GIVEN ENTRIES:
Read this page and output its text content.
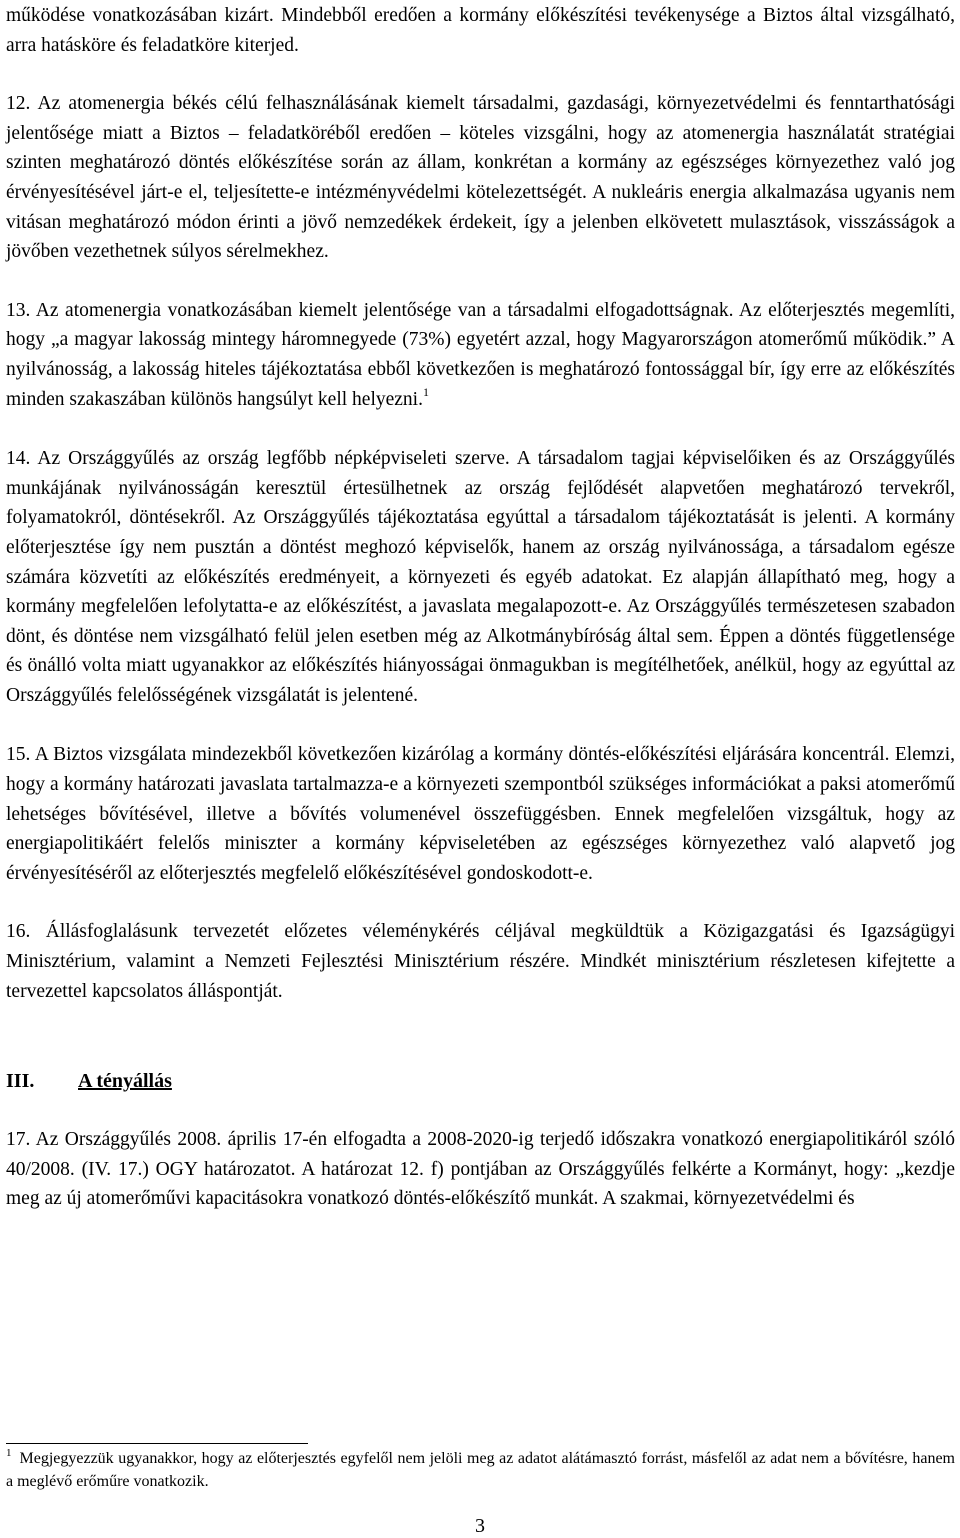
működése vonatkozásában kizárt. Mindebből eredően a kormány előkészítési tevékenysége a Biztos által vizsgálható, arra hatásköre és feladatköre kiterjed.

12. Az atomenergia békés célú felhasználásának kiemelt társadalmi, gazdasági, környezetvédelmi és fenntarthatósági jelentősége miatt a Biztos – feladatköréből eredően – köteles vizsgálni, hogy az atomenergia használatát stratégiai szinten meghatározó döntés előkészítése során az állam, konkrétan a kormány az egészséges környezethez való jog érvényesítésével járt-e el, teljesítette-e intézményvédelmi kötelezettségét. A nukleáris energia alkalmazása ugyanis nem vitásan meghatározó módon érinti a jövő nemzedékek érdekeit, így a jelenben elkövetett mulasztások, visszásságok a jövőben vezethetnek súlyos sérelmekhez.

13. Az atomenergia vonatkozásában kiemelt jelentősége van a társadalmi elfogadottságnak. Az előterjesztés megemlíti, hogy „a magyar lakosság mintegy háromnegyede (73%) egyetért azzal, hogy Magyarországon atomerőmű működik.” A nyilvánosság, a lakosság hiteles tájékoztatása ebből következően is meghatározó fontossággal bír, így erre az előkészítés minden szakaszában különös hangsúlyt kell helyezni.$^1$

14. Az Országgyűlés az ország legfőbb népképviseleti szerve. A társadalom tagjai képviselőiken és az Országgyűlés munkájának nyilvánosságán keresztül értesülhetnek az ország fejlődését alapvetően meghatározó tervekről, folyamatokról, döntésekről. Az Országgyűlés tájékoztatása egyúttal a társadalom tájékoztatását is jelenti. A kormány előterjesztése így nem pusztán a döntést meghozó képviselők, hanem az ország nyilvánossága, a társadalom egésze számára közvetíti az előkészítés eredményeit, a környezeti és egyéb adatokat. Ez alapján állapítható meg, hogy a kormány megfelelően lefolytatta-e az előkészítést, a javaslata megalapozott-e. Az Országgyűlés természetesen szabadon dönt, és döntése nem vizsgálható felül jelen esetben még az Alkotmánybíróság által sem. Éppen a döntés függetlensége és önálló volta miatt ugyanakkor az előkészítés hiányosságai önmagukban is megítélhetőek, anélkül, hogy az egyúttal az Országgyűlés felelősségének vizsgálatát is jelentené.

15. A Biztos vizsgálata mindezekből következően kizárólag a kormány döntés-előkészítési eljárására koncentrál. Elemzi, hogy a kormány határozati javaslata tartalmazza-e a környezeti szempontból szükséges információkat a paksi atomerőmű lehetséges bővítésével, illetve a bővítés volumenével összefüggésben. Ennek megfelelően vizsgáltuk, hogy az energiapolitikáért felelős miniszter a kormány képviseletében az egészséges környezethez való alapvető jog érvényesítéséről az előterjesztés megfelelő előkészítésével gondoskodott-e.

16. Állásfoglalásunk tervezetét előzetes véleménykérés céljával megküldtük a Közigazgatási és Igazságügyi Minisztérium, valamint a Nemzeti Fejlesztési Minisztérium részére. Mindkét minisztérium részletesen kifejtette a tervezettel kapcsolatos álláspontját.

III.	A tényállás

17. Az Országgyűlés 2008. április 17-én elfogadta a 2008-2020-ig terjedő időszakra vonatkozó energiapolitikáról szóló 40/2008. (IV. 17.) OGY határozatot. A határozat 12. f) pontjában az Országgyűlés felkérte a Kormányt, hogy: „kezdje meg az új atomerőművi kapacitásokra vonatkozó döntés-előkészítő munkát. A szakmai, környezetvédelmi és

$^1$ Megjegyezzük ugyanakkor, hogy az előterjesztés egyfelől nem jelöli meg az adatot alátámasztó forrást, másfelől az adat nem a bővítésre, hanem a meglévő erőműre vonatkozik.

3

WHAT THE TASK REQUIRES:
Locate the lines above that contain "eredően" and copy them.

CORRECT RESPONSE:
működése vonatkozásában kizárt. Mindebből eredően a kormány előkészítési tevékenysége a Biztos által vizsgálható, arra hatásköre és feladatköre kiterjed.
12. Az atomenergia békés célú felhasználásának kiemelt társadalmi, gazdasági, környezetvédelmi és fenntarthatósági jelentősége miatt a Biztos – feladatköréből eredően – köteles vizsgálni, hogy az atomenergia használatát stratégiai szinten meghatározó döntés előkészítése során az állam, konkrétan a kormány az egészséges környezethez való jog érvényesítésével járt-e el, teljesítette-e intézményvédelmi kötelezettségét. A nukleáris energia alkalmazása ugyanis nem vitásan meghatározó módon érinti a jövő nemzedékek érdekeit, így a jelenben elkövetett mulasztások, visszásságok a jövőben vezethetnek súlyos sérelmekhez.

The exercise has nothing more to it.